(EXERCISE INSTRUCTIONS):
Search the data for the word "name" and copy every line that contains it.

(PROVIDED MATERIAL):
--------------------------------------------------

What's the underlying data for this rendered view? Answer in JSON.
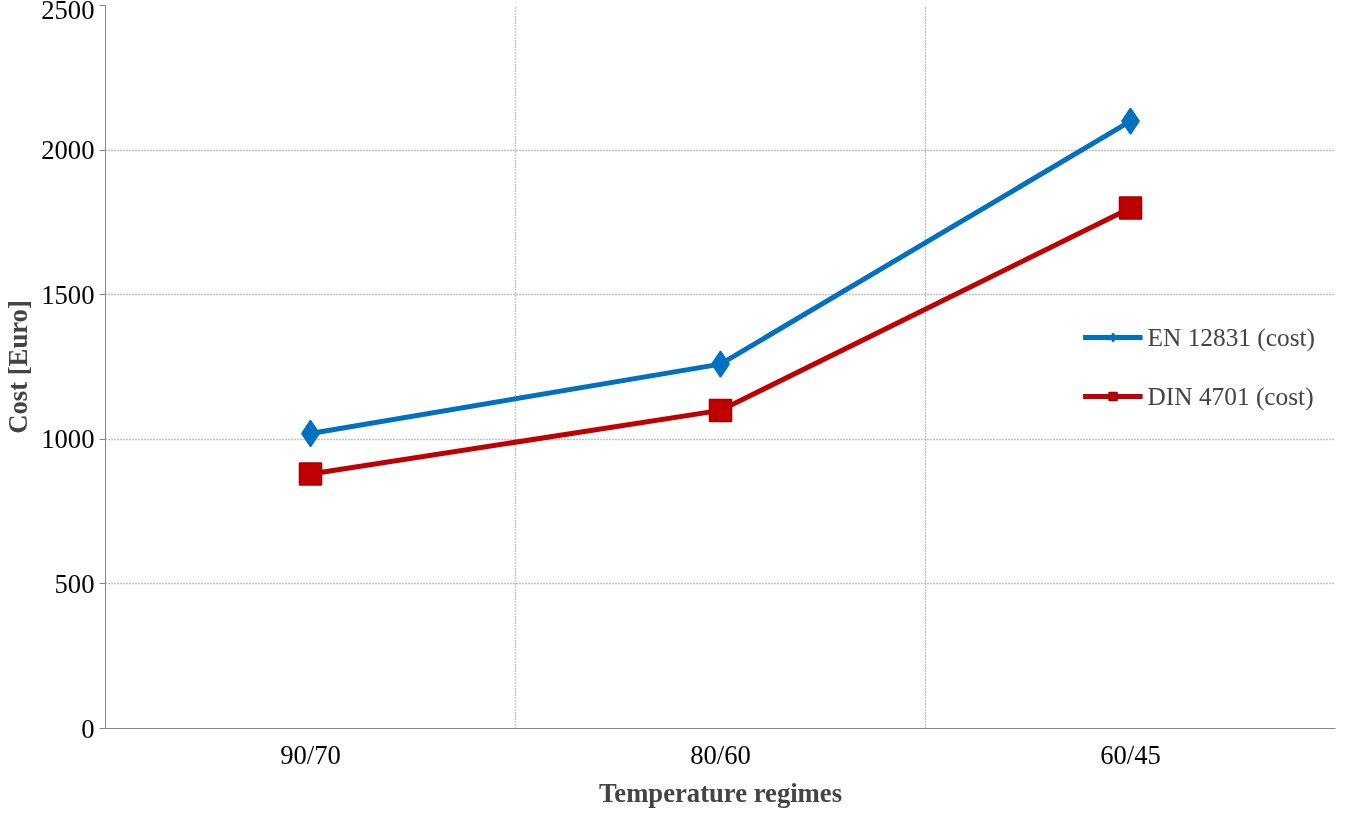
{
  "chart_data": {
    "type": "line",
    "xlabel": "Temperature regimes",
    "ylabel": "Cost [Euro]",
    "categories": [
      "90/70",
      "80/60",
      "60/45"
    ],
    "series": [
      {
        "name": "EN 12831 (cost)",
        "color": "#0070c0",
        "values": [
          1020,
          1260,
          2100
        ],
        "marker": "diamond"
      },
      {
        "name": "DIN 4701 (cost)",
        "color": "#c00000",
        "values": [
          880,
          1100,
          1800
        ],
        "marker": "square"
      }
    ],
    "ylim": [
      0,
      2500
    ],
    "yticks": [
      0,
      500,
      1000,
      1500,
      2000,
      2500
    ],
    "grid": true,
    "legend": "right",
    "line_style": "solid"
  }
}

--------------------------------------------------

(COMPLETED TASK):
        "name": "EN 12831 (cost)",
        "name": "DIN 4701 (cost)",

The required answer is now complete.